* **Lesetext**

■ ■ ■ ■

Iraks Kurden wollen über Unabhängigkeit abstimmen
Eine sehr große Mehrheit der Kurden befürwortet eine Unabhängigkeit Kurdistans
Anfang Juni 2017 trafen sich die kurdischen Parteien in der regionalen Hauptstadt Erbil und beschlossen, am 25. September ein Referendum über die Errichtung eines eigenen Staates abzuhalten. Das Präsidialamt der Autonomen Region Kurdistan im Nordirak bestätigte dieses Datum als Termin für ein Unabhängigkeitsreferendum.
Die Zentralregierung in Bagdad reagierte mit einer Ablehnung des Referendums. Auch die Nachbarstaaten Iran und die Türkei bekräftigten ihre Ablehnung gegenüber dem geplanten Referendum. In den beiden Ländern leben zahlenmäßig große kurdische Minderheiten, die auch nach mehr nationalen Rechten streben. In Nordsyrien existiert bereits seit 2012 eine Art kurdische Selbstverwaltung.

■ ■ ■ ■

* **Aufgaben**
(1) Schreibe aus dem Text über das Kurdenreferendum den Abschnitt ab, der mit den Worten "Iraks Kurden wollen" beginnt und mit "Art kurdische Selbstverwaltung." endet.
(2) Setze den Text über das Kurdenreferendum im Anschluss an seinen letzten Satz fort.
Die Datensätze sind eigenständiges Material und gehören nicht zum Text über das Kurdenreferendum.

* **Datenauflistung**

■ ■ ■ ■

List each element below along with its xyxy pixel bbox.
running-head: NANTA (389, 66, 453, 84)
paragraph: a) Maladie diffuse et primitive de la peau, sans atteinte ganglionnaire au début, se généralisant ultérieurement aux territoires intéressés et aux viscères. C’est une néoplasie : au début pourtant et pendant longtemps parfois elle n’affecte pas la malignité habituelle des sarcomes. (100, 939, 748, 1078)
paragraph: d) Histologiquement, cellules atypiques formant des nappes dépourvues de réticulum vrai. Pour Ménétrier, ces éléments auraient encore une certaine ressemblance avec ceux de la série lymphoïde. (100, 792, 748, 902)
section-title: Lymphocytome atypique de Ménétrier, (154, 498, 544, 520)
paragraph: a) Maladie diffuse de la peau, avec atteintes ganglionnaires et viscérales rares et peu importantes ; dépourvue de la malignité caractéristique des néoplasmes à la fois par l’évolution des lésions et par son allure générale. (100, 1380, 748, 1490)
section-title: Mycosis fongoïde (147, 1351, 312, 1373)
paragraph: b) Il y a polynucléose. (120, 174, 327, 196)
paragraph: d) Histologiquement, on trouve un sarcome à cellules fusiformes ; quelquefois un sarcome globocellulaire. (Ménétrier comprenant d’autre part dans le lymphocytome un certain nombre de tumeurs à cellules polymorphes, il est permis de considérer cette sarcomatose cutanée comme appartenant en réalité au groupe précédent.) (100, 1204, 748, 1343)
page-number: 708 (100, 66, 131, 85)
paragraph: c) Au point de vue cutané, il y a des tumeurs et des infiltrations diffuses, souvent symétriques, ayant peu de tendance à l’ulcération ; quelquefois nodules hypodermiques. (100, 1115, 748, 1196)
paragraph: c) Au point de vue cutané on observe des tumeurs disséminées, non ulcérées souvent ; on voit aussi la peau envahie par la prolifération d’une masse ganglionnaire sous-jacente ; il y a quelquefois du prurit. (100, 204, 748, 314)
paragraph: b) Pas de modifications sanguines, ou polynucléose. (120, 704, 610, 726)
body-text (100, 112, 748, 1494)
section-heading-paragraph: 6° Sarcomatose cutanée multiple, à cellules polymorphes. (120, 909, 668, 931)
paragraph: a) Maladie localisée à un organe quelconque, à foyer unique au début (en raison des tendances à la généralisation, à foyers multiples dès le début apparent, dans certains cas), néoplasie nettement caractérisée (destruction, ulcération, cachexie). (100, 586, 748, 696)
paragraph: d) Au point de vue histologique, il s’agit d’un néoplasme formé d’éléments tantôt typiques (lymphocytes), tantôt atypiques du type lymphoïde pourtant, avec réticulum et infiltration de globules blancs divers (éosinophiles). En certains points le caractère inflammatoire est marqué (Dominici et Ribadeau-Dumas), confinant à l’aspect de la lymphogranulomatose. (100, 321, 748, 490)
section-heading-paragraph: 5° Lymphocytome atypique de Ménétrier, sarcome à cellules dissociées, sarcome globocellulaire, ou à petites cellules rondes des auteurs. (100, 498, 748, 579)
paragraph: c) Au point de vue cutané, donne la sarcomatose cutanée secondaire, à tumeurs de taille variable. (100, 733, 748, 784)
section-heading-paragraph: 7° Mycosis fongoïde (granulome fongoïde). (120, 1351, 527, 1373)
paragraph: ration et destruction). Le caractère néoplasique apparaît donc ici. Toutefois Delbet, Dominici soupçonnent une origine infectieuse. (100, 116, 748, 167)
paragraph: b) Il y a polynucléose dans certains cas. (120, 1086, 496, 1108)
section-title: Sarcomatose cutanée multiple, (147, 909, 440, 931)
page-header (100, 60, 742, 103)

■ ■ ■ ■

* **Ergebnisse**
(1)
Iraks Kurden wollen über Unabhängigkeit abstimmen
Eine sehr große Mehrheit der Kurden befürwortet eine Unabhängigkeit Kurdistans
Anfang Juni 2017 trafen sich die kurdischen Parteien in der regionalen Hauptstadt Erbil und beschlossen, am 25. September ein Referendum über die Errichtung eines eigenen Staates abzuhalten. Das Präsidialamt der Autonomen Region Kurdistan im Nordirak bestätigte dieses Datum als Termin für ein Unabhängigkeitsreferendum.
Die Zentralregierung in Bagdad reagierte mit einer Ablehnung des Referendums. Auch die Nachbarstaaten Iran und die Türkei bekräftigten ihre Ablehnung gegenüber dem geplanten Referendum. In den beiden Ländern leben zahlenmäßig große kurdische Minderheiten, die auch nach mehr nationalen Rechten streben. In Nordsyrien existiert bereits seit 2012 eine Art kurdische Selbstverwaltung.

(2)
Die Kurden im Nordirak fühlen sich sprachlich und kulturell eigenständig gegenüber dem Rest des Landes, der von arabischsprachigen Schiiten und Sunniten bewohnt wird. In den Sozialen Medien werden Facebook-Profile mit kurdischen Fahnen und Farben geschmückt. In vielen Profilen steht ein bekannter kurdischer Spruch aus den 80er Jahren des 20. Jahrhunderts. Dieser stammt ursprünglich vom Führer des vietnamesischen Unabhängigkeitskrieges Ho Chi Minh und lautet: "Ji serxwebûn û azadiyê birûmetir tiştek nîn e" ("Es gibt nichts Wertvolleres als die Unabhängigkeit und die Freiheit").
Obgleich die allermeisten Kurden im Irak, aber auch außerhalb, eine Unabhängigkeit Kurdistans befürworten, wird die Frage über die Unabhängigkeit in kurdischen Kreisen kontrovers diskutiert. Die seriösen kurdischen Politiker und Analytiker machen auf die existierenden Probleme in Irakisch-Kurdistan aufmerksam und raten den kurdischen Parteien, schon jetzt nach Lösungen für diese Probleme zu suchen. Denn ein "Verschweigen" der bestehenden Probleme oder die "Vertagung" der Lösungen in die Zeit nach der Unabhängigkeit könnten für den jungen kurdischen Staat verheerende Folgen haben.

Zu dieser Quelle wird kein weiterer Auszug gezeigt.